[start]

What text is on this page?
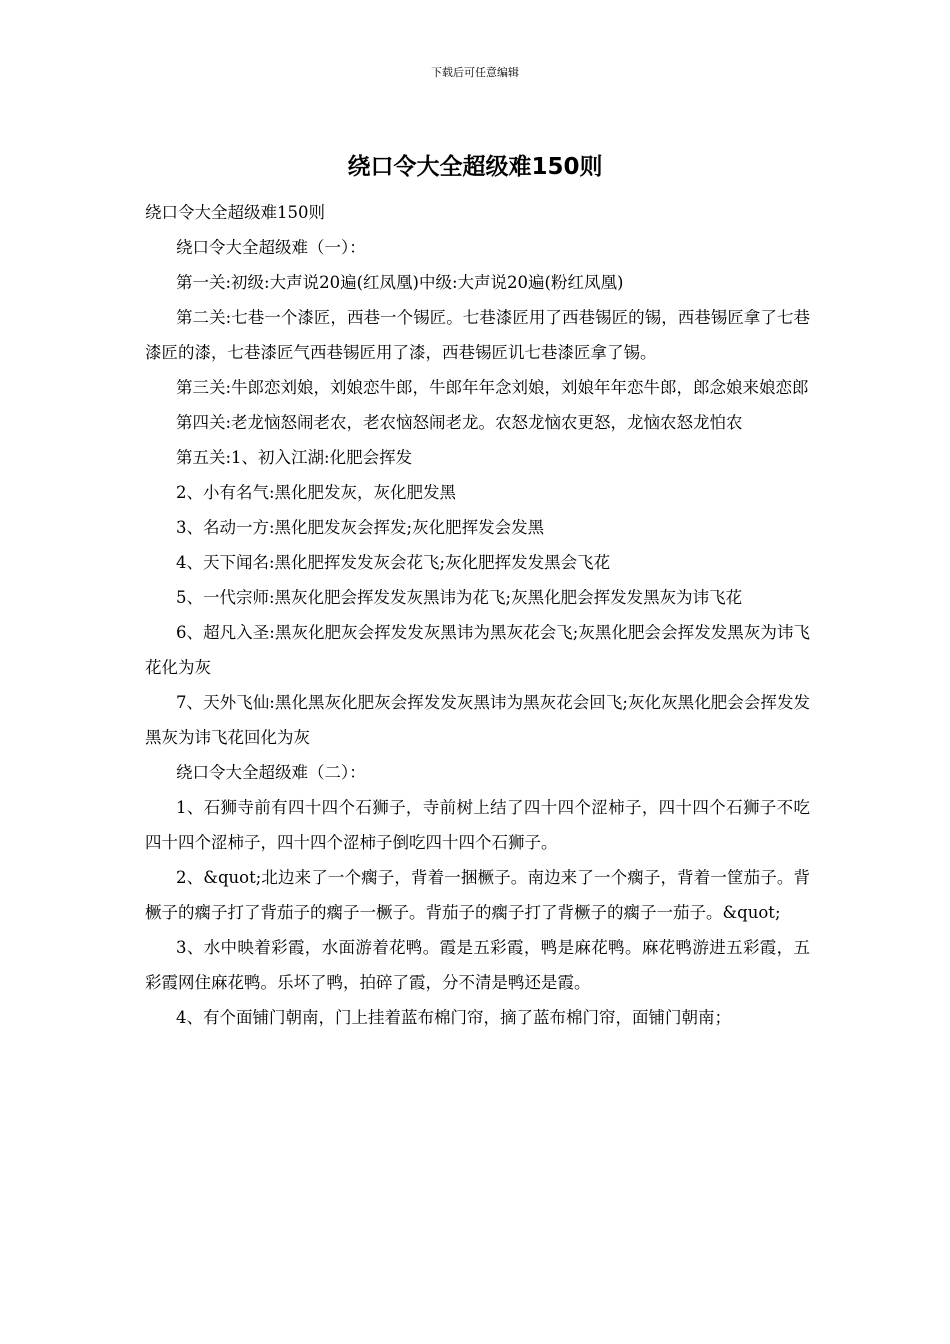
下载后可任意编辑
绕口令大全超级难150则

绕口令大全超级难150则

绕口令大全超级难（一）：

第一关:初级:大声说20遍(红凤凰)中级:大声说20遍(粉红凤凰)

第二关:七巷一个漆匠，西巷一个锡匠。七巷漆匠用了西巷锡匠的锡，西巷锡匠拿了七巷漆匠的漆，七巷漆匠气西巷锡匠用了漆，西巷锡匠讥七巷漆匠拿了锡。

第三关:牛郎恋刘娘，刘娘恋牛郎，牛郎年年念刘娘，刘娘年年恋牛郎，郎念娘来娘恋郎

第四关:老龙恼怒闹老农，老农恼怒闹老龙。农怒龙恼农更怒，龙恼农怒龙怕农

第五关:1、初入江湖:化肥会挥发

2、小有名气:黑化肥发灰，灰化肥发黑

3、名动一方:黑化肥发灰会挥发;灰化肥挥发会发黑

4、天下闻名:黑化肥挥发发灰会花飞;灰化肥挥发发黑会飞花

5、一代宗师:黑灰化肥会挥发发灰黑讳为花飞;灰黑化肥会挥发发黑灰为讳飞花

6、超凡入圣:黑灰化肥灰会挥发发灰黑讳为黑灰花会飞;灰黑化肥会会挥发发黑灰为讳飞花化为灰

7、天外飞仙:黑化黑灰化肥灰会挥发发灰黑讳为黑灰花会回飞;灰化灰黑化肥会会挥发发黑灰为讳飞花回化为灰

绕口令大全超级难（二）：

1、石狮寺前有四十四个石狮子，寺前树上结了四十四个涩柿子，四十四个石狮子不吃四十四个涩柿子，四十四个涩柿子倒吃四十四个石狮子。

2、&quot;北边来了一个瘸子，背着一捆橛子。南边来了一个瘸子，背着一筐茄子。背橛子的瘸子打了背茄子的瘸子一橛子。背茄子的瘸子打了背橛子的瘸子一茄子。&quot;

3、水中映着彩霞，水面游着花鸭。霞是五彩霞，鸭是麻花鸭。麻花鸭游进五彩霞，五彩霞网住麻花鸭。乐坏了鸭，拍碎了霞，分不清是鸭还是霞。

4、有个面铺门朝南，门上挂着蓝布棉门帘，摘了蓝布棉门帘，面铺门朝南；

[end]

### REQUIRED WORK
Write the records out again in full, exactly, and skip every picture.

### SOLUTION TO THIS PROBLEM
What text is on this page?
下载后可任意编辑
绕口令大全超级难150则

绕口令大全超级难150则

绕口令大全超级难（一）：

第一关:初级:大声说20遍(红凤凰)中级:大声说20遍(粉红凤凰)

第二关:七巷一个漆匠，西巷一个锡匠。七巷漆匠用了西巷锡匠的锡，西巷锡匠拿了七巷漆匠的漆，七巷漆匠气西巷锡匠用了漆，西巷锡匠讥七巷漆匠拿了锡。

第三关:牛郎恋刘娘，刘娘恋牛郎，牛郎年年念刘娘，刘娘年年恋牛郎，郎念娘来娘恋郎

第四关:老龙恼怒闹老农，老农恼怒闹老龙。农怒龙恼农更怒，龙恼农怒龙怕农

第五关:1、初入江湖:化肥会挥发

2、小有名气:黑化肥发灰，灰化肥发黑

3、名动一方:黑化肥发灰会挥发;灰化肥挥发会发黑

4、天下闻名:黑化肥挥发发灰会花飞;灰化肥挥发发黑会飞花

5、一代宗师:黑灰化肥会挥发发灰黑讳为花飞;灰黑化肥会挥发发黑灰为讳飞花

6、超凡入圣:黑灰化肥灰会挥发发灰黑讳为黑灰花会飞;灰黑化肥会会挥发发黑灰为讳飞花化为灰

7、天外飞仙:黑化黑灰化肥灰会挥发发灰黑讳为黑灰花会回飞;灰化灰黑化肥会会挥发发黑灰为讳飞花回化为灰

绕口令大全超级难（二）：

1、石狮寺前有四十四个石狮子，寺前树上结了四十四个涩柿子，四十四个石狮子不吃四十四个涩柿子，四十四个涩柿子倒吃四十四个石狮子。

2、&quot;北边来了一个瘸子，背着一捆橛子。南边来了一个瘸子，背着一筐茄子。背橛子的瘸子打了背茄子的瘸子一橛子。背茄子的瘸子打了背橛子的瘸子一茄子。&quot;

3、水中映着彩霞，水面游着花鸭。霞是五彩霞，鸭是麻花鸭。麻花鸭游进五彩霞，五彩霞网住麻花鸭。乐坏了鸭，拍碎了霞，分不清是鸭还是霞。

4、有个面铺门朝南，门上挂着蓝布棉门帘，摘了蓝布棉门帘，面铺门朝南；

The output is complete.